What to produce:
Set all the material down again unchanged, without the pictures.

──────── Material to process

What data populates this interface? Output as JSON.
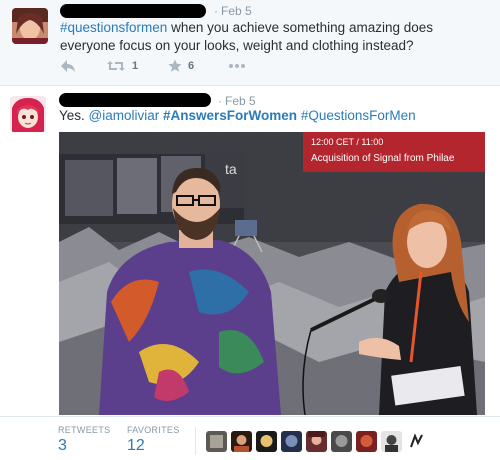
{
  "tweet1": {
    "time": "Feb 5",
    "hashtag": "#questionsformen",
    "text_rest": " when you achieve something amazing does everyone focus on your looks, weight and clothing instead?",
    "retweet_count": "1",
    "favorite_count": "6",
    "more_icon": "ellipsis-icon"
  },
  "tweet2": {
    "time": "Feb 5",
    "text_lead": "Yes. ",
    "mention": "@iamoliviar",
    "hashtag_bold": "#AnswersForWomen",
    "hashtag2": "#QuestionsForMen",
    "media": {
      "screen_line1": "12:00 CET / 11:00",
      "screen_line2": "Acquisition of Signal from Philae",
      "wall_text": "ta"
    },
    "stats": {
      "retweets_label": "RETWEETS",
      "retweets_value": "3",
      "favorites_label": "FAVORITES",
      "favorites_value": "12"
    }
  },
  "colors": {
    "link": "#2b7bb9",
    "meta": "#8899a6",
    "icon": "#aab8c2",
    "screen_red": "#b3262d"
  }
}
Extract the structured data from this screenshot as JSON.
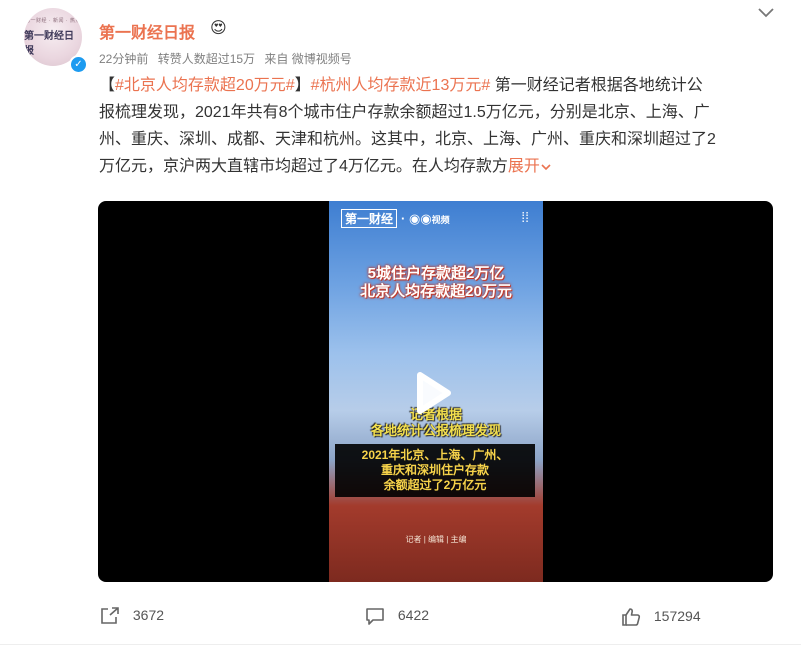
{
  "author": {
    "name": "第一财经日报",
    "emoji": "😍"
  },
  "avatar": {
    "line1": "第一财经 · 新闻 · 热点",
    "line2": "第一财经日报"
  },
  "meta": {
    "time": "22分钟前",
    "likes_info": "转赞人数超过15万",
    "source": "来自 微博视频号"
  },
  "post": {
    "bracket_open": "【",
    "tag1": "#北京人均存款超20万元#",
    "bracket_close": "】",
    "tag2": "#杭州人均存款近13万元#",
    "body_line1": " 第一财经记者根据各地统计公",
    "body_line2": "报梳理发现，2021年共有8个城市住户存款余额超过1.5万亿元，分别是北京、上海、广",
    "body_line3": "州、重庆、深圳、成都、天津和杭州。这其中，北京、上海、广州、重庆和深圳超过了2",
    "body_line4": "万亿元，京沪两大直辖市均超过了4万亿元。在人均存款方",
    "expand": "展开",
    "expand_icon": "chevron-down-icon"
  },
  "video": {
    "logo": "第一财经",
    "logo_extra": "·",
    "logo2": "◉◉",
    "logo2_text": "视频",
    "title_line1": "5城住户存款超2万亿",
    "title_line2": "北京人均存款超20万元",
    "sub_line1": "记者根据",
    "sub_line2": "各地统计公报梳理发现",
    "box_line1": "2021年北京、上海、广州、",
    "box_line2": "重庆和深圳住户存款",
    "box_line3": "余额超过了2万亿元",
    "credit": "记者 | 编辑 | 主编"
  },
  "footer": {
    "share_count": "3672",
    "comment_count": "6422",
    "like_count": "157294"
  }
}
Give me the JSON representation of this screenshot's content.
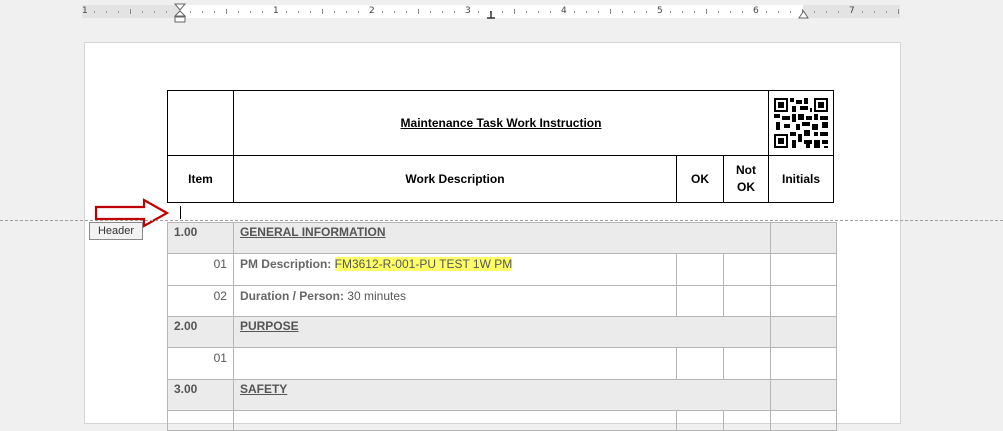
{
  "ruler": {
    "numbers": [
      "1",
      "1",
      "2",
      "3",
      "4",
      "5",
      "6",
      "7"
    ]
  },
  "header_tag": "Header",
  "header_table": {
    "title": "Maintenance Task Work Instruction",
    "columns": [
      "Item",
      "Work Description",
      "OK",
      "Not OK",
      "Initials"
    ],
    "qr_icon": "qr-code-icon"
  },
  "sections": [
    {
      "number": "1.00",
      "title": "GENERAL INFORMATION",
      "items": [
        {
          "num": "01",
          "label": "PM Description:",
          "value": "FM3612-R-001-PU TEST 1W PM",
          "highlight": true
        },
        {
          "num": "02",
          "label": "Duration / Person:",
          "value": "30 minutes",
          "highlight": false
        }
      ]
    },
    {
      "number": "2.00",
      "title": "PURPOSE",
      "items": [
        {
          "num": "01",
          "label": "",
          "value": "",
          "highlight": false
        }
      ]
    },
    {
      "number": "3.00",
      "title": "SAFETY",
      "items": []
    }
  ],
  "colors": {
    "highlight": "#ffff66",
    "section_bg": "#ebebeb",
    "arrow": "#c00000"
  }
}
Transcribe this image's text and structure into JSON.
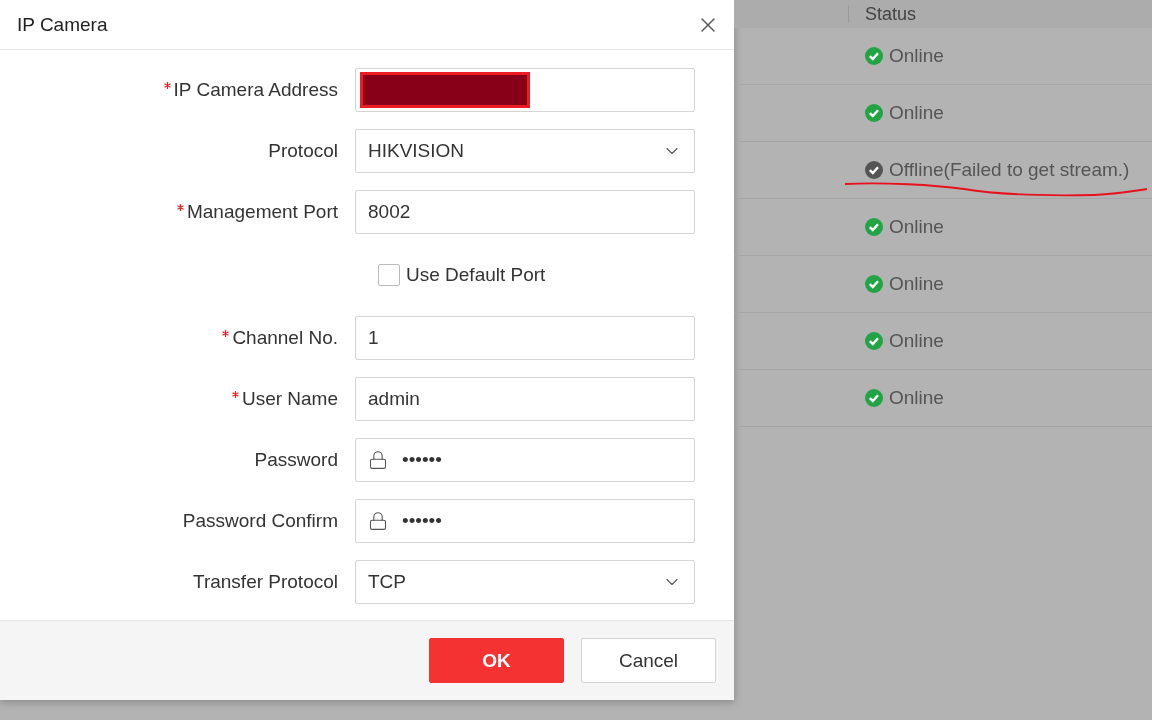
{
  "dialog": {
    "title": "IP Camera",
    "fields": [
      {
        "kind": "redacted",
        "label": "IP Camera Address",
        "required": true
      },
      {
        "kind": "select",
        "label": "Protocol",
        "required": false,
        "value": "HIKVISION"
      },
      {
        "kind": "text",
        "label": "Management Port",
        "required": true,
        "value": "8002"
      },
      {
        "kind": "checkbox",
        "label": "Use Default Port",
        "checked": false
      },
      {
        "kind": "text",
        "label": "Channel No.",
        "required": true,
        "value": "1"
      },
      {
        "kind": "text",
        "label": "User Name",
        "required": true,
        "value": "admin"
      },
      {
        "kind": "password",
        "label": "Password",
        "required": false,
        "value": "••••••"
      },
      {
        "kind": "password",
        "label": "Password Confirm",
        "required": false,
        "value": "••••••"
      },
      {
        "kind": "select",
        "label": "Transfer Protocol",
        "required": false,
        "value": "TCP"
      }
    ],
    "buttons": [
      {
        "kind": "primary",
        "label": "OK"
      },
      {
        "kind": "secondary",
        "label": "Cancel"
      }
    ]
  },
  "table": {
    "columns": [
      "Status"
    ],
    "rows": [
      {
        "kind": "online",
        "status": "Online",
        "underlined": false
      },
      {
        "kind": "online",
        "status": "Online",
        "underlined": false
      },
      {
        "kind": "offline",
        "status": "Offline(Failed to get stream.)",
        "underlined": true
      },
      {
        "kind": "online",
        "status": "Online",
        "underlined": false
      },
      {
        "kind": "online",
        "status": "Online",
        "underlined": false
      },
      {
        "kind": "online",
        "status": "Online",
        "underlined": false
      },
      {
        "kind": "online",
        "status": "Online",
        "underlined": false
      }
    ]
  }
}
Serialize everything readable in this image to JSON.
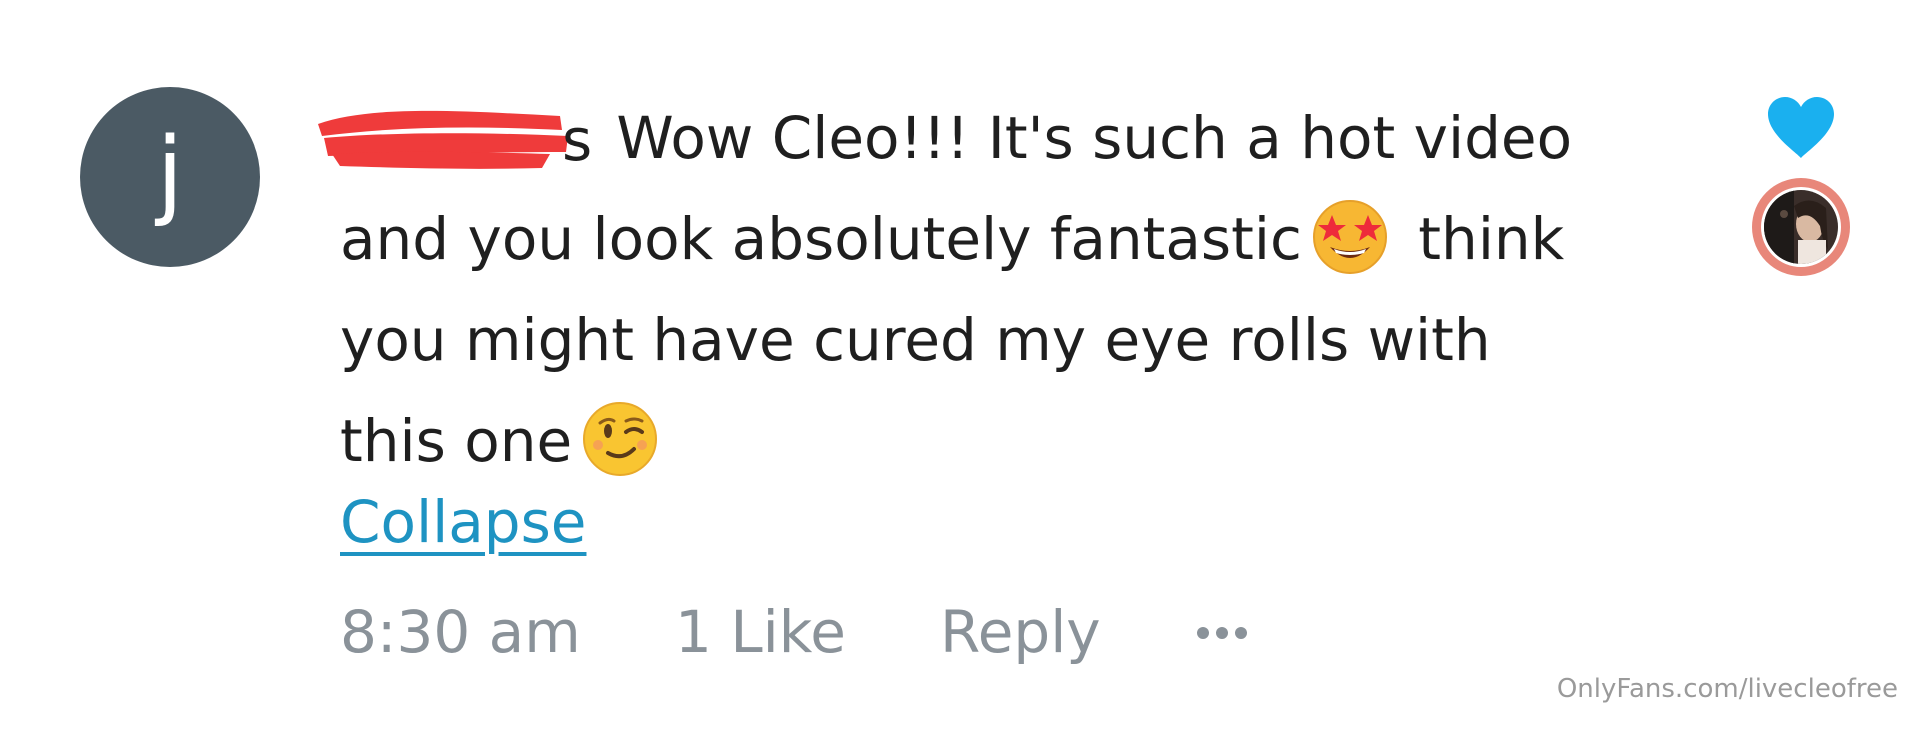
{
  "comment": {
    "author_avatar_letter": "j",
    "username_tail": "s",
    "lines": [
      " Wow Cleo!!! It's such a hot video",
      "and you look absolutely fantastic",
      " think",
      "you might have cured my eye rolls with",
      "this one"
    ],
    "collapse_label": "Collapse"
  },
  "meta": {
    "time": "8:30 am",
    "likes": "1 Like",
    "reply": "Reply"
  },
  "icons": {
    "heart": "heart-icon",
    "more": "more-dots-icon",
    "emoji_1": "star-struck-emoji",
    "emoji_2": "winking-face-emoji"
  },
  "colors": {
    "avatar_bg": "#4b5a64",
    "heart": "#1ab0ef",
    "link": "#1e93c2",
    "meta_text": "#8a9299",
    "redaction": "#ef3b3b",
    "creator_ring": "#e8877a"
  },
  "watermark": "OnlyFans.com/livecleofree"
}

────────────────

Answer for the task:
What data populates this interface? Output as JSON.
{
  "tweet1": {
    "time": "Feb 5",
    "hashtag": "#questionsformen",
    "text_rest": " when you achieve something amazing does everyone focus on your looks, weight and clothing instead?",
    "retweet_count": "1",
    "favorite_count": "6",
    "more_icon": "ellipsis-icon"
  },
  "tweet2": {
    "time": "Feb 5",
    "text_lead": "Yes. ",
    "mention": "@iamoliviar",
    "hashtag_bold": "#AnswersForWomen",
    "hashtag2": "#QuestionsForMen",
    "media": {
      "screen_line1": "12:00 CET / 11:00",
      "screen_line2": "Acquisition of Signal from Philae",
      "wall_text": "ta"
    },
    "stats": {
      "retweets_label": "RETWEETS",
      "retweets_value": "3",
      "favorites_label": "FAVORITES",
      "favorites_value": "12"
    }
  },
  "colors": {
    "link": "#2b7bb9",
    "meta": "#8899a6",
    "icon": "#aab8c2",
    "screen_red": "#b3262d"
  }
}
Extract the structured data from this screenshot as JSON.
{
  "author": {
    "name": "第一财经日报",
    "emoji": "😍"
  },
  "avatar": {
    "line1": "第一财经 · 新闻 · 热点",
    "line2": "第一财经日报"
  },
  "meta": {
    "time": "22分钟前",
    "likes_info": "转赞人数超过15万",
    "source": "来自 微博视频号"
  },
  "post": {
    "bracket_open": "【",
    "tag1": "#北京人均存款超20万元#",
    "bracket_close": "】",
    "tag2": "#杭州人均存款近13万元#",
    "body_line1": " 第一财经记者根据各地统计公",
    "body_line2": "报梳理发现，2021年共有8个城市住户存款余额超过1.5万亿元，分别是北京、上海、广",
    "body_line3": "州、重庆、深圳、成都、天津和杭州。这其中，北京、上海、广州、重庆和深圳超过了2",
    "body_line4": "万亿元，京沪两大直辖市均超过了4万亿元。在人均存款方",
    "expand": "展开",
    "expand_icon": "chevron-down-icon"
  },
  "video": {
    "logo": "第一财经",
    "logo_extra": "·",
    "logo2": "◉◉",
    "logo2_text": "视频",
    "title_line1": "5城住户存款超2万亿",
    "title_line2": "北京人均存款超20万元",
    "sub_line1": "记者根据",
    "sub_line2": "各地统计公报梳理发现",
    "box_line1": "2021年北京、上海、广州、",
    "box_line2": "重庆和深圳住户存款",
    "box_line3": "余额超过了2万亿元",
    "credit": "记者 | 编辑 | 主编"
  },
  "footer": {
    "share_count": "3672",
    "comment_count": "6422",
    "like_count": "157294"
  }
}
Give me the JSON representation of this screenshot's content.
{
  "ruler": {
    "numbers": [
      "1",
      "1",
      "2",
      "3",
      "4",
      "5",
      "6",
      "7"
    ]
  },
  "header_tag": "Header",
  "header_table": {
    "title": "Maintenance Task Work Instruction",
    "columns": [
      "Item",
      "Work Description",
      "OK",
      "Not OK",
      "Initials"
    ],
    "qr_icon": "qr-code-icon"
  },
  "sections": [
    {
      "number": "1.00",
      "title": "GENERAL INFORMATION",
      "items": [
        {
          "num": "01",
          "label": "PM Description:",
          "value": "FM3612-R-001-PU TEST 1W PM",
          "highlight": true
        },
        {
          "num": "02",
          "label": "Duration / Person:",
          "value": "30 minutes",
          "highlight": false
        }
      ]
    },
    {
      "number": "2.00",
      "title": "PURPOSE",
      "items": [
        {
          "num": "01",
          "label": "",
          "value": "",
          "highlight": false
        }
      ]
    },
    {
      "number": "3.00",
      "title": "SAFETY",
      "items": []
    }
  ],
  "colors": {
    "highlight": "#ffff66",
    "section_bg": "#ebebeb",
    "arrow": "#c00000"
  }
}
Transcribe this image's text and structure into JSON.
{
  "dialog": {
    "title": "IP Camera",
    "fields": [
      {
        "kind": "redacted",
        "label": "IP Camera Address",
        "required": true
      },
      {
        "kind": "select",
        "label": "Protocol",
        "required": false,
        "value": "HIKVISION"
      },
      {
        "kind": "text",
        "label": "Management Port",
        "required": true,
        "value": "8002"
      },
      {
        "kind": "checkbox",
        "label": "Use Default Port",
        "checked": false
      },
      {
        "kind": "text",
        "label": "Channel No.",
        "required": true,
        "value": "1"
      },
      {
        "kind": "text",
        "label": "User Name",
        "required": true,
        "value": "admin"
      },
      {
        "kind": "password",
        "label": "Password",
        "required": false,
        "value": "••••••"
      },
      {
        "kind": "password",
        "label": "Password Confirm",
        "required": false,
        "value": "••••••"
      },
      {
        "kind": "select",
        "label": "Transfer Protocol",
        "required": false,
        "value": "TCP"
      }
    ],
    "buttons": [
      {
        "kind": "primary",
        "label": "OK"
      },
      {
        "kind": "secondary",
        "label": "Cancel"
      }
    ]
  },
  "table": {
    "columns": [
      "Status"
    ],
    "rows": [
      {
        "kind": "online",
        "status": "Online",
        "underlined": false
      },
      {
        "kind": "online",
        "status": "Online",
        "underlined": false
      },
      {
        "kind": "offline",
        "status": "Offline(Failed to get stream.)",
        "underlined": true
      },
      {
        "kind": "online",
        "status": "Online",
        "underlined": false
      },
      {
        "kind": "online",
        "status": "Online",
        "underlined": false
      },
      {
        "kind": "online",
        "status": "Online",
        "underlined": false
      },
      {
        "kind": "online",
        "status": "Online",
        "underlined": false
      }
    ]
  }
}
Serialize everything readable in this image to JSON.
{
  "comment": {
    "author_avatar_letter": "j",
    "username_tail": "s",
    "lines": [
      " Wow Cleo!!! It's such a hot video",
      "and you look absolutely fantastic",
      " think",
      "you might have cured my eye rolls with",
      "this one"
    ],
    "collapse_label": "Collapse"
  },
  "meta": {
    "time": "8:30 am",
    "likes": "1 Like",
    "reply": "Reply"
  },
  "icons": {
    "heart": "heart-icon",
    "more": "more-dots-icon",
    "emoji_1": "star-struck-emoji",
    "emoji_2": "winking-face-emoji"
  },
  "colors": {
    "avatar_bg": "#4b5a64",
    "heart": "#1ab0ef",
    "link": "#1e93c2",
    "meta_text": "#8a9299",
    "redaction": "#ef3b3b",
    "creator_ring": "#e8877a"
  },
  "watermark": "OnlyFans.com/livecleofree"
}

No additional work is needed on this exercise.